The Price, Wyndham's Theatre review - David Suchet stands supreme | reviews, news & interviews
The Price, Wyndham's Theatre review - David Suchet stands supreme
The Price, Wyndham's Theatre review - David Suchet stands supreme
Powerful production of Arthur Miller's play of fraternal discord, past pain
There’s a rather sublime equilibrium to Arthur Miller’s 1968 play between the overwhelmingly heavy weight of history and a sheer life force that somehow functions, against all odds, as its counterbalance.

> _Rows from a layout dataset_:
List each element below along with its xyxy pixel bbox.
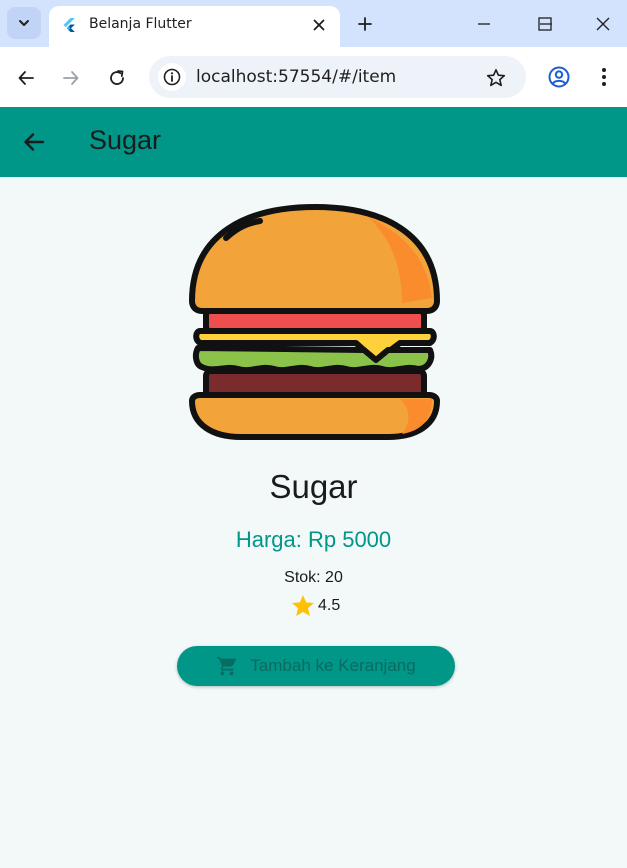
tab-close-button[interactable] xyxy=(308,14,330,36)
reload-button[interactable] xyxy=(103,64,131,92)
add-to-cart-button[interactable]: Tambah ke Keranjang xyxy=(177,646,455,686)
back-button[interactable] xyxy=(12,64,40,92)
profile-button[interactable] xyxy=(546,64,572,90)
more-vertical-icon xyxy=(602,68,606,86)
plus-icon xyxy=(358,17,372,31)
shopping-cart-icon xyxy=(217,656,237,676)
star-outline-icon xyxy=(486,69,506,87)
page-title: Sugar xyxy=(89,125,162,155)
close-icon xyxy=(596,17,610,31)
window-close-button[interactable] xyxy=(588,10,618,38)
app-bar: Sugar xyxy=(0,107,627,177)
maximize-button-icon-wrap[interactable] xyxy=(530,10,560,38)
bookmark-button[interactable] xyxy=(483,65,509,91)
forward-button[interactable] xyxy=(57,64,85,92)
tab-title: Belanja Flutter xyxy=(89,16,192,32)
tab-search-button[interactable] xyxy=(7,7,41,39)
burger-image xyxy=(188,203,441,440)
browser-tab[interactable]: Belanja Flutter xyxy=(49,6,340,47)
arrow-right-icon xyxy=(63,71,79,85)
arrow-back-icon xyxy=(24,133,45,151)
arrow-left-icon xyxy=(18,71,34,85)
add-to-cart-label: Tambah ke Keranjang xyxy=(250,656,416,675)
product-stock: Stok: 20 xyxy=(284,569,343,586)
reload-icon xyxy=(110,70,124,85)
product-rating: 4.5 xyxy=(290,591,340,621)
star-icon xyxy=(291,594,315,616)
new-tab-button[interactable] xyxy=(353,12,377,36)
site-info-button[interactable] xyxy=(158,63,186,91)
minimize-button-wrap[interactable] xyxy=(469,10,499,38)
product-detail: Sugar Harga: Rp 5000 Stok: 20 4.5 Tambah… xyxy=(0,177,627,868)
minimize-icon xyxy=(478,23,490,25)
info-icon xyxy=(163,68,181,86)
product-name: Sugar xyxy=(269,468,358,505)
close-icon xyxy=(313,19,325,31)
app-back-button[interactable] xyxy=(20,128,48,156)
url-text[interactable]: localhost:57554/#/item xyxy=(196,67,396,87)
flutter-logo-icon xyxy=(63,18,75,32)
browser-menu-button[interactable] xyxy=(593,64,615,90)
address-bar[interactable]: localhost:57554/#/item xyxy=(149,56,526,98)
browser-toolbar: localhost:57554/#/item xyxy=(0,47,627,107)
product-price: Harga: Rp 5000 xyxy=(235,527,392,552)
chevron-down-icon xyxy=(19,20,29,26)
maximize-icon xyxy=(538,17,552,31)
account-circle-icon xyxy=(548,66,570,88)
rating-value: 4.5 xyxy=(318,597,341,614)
--
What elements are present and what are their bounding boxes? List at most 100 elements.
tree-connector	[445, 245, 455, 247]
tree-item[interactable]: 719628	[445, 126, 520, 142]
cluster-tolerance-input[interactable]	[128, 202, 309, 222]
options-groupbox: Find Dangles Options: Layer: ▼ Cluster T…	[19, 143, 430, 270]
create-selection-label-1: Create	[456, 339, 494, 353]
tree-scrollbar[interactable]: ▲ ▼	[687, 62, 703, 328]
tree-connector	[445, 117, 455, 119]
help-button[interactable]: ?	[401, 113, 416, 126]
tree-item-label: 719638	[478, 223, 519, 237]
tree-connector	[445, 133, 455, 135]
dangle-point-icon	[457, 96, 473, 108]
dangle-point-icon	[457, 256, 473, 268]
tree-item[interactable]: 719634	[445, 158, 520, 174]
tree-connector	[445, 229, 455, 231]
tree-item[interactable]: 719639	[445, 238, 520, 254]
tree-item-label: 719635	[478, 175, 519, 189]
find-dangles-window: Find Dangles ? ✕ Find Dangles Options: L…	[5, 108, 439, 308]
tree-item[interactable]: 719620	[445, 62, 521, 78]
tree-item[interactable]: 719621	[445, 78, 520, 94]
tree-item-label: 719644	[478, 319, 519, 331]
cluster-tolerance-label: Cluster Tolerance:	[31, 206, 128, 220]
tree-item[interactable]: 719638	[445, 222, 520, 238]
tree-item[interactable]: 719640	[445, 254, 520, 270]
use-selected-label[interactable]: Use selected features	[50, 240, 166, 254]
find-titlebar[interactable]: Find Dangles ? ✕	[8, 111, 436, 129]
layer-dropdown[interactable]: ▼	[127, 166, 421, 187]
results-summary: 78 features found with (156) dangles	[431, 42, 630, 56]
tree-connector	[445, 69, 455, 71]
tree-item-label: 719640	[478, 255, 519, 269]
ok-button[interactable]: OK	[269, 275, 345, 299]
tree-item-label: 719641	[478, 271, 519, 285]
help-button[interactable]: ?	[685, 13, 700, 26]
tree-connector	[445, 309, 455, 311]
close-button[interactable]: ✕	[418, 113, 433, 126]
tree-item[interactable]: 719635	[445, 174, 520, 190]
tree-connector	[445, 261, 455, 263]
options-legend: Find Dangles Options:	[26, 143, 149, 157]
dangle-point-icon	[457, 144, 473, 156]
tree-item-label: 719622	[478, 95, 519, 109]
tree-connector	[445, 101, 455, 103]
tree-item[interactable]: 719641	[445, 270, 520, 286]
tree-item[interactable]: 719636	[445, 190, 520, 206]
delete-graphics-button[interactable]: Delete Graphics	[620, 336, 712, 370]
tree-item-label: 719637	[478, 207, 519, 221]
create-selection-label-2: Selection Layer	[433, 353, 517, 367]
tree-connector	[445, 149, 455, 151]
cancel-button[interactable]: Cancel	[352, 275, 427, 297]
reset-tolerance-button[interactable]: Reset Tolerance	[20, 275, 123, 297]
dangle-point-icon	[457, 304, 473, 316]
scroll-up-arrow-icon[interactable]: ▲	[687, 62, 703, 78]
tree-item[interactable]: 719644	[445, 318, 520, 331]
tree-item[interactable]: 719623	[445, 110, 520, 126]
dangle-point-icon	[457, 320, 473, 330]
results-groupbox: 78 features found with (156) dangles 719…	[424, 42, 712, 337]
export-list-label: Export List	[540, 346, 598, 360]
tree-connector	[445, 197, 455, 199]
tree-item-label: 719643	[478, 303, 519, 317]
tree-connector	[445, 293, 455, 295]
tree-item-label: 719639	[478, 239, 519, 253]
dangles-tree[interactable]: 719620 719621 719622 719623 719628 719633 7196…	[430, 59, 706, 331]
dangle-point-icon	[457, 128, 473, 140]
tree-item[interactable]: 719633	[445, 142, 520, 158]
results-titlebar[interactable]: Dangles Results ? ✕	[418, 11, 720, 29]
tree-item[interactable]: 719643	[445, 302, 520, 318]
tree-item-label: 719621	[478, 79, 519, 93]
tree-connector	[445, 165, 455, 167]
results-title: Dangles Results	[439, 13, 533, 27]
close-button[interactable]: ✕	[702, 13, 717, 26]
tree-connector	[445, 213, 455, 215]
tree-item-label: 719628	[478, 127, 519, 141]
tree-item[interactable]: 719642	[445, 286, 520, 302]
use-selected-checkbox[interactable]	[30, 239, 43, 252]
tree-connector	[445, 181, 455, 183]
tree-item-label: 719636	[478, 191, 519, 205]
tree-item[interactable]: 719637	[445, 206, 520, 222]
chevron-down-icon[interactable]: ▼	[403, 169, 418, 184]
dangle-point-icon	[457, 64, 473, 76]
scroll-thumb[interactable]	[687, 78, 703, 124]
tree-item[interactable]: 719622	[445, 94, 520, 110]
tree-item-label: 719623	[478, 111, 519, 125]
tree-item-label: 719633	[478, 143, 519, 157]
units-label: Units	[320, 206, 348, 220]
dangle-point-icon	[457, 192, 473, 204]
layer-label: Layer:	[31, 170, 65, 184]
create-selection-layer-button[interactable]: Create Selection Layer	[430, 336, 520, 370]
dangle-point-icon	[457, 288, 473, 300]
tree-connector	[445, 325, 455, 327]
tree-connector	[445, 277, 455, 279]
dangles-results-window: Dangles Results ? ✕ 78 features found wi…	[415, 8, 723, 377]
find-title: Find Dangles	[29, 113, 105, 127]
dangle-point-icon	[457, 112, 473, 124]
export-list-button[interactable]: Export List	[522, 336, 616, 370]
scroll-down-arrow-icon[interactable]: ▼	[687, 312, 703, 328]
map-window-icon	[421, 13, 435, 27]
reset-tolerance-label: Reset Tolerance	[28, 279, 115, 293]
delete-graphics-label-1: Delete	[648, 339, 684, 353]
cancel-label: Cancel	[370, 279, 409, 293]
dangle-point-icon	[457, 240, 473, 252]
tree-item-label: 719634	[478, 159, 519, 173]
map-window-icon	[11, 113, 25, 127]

> _Parts of the exercise_:
1. Answer these questions about the theater review:
(a) Which actor does the headline single out?
(b) In what year did Arthur Miller write the play?
(c) At which theater is the production staged?
2. Extend the theater review of The Price with a few sentences that pick up right after its last line.

> _Results in order_:
1.
(a) David Suchet
(b) 1968
(c) Wyndham's Theatre

2.
Jonathan Church’s production, first seen at Theatre Royal Bath last summer, plays at the beginning with an intentional languor, as Victor (Brendan Coyle) slowly, silently explores the place that had defined his early years, the old Manhattan brownstone where he once lived with his father. Designer Simon Higlett’s masterful set, dominated on one side by an elaborate high waterfall of furniture, catches the overcrowded accumulation of a lifetime of which Vic is now determined to rid himself through a quick, job-lot sale to his expected purchaser.As he’s joined by his wife Esther (Sara Stewart, pictured above, with Brendan Coyle), their present – his police career, with its possibilities of early retirement, her discontent, defined around money and assuaged, we increasingly suspect, with drink – is gradually sketched in. But in this environment, it’s clear principally that the present has never really escaped the shadow of its past, in particular Vic’s unresolved relationship with the brother, Walter (Adrian Lukis), that he hasn’t seen in years, and whom he little expects to be seeing now.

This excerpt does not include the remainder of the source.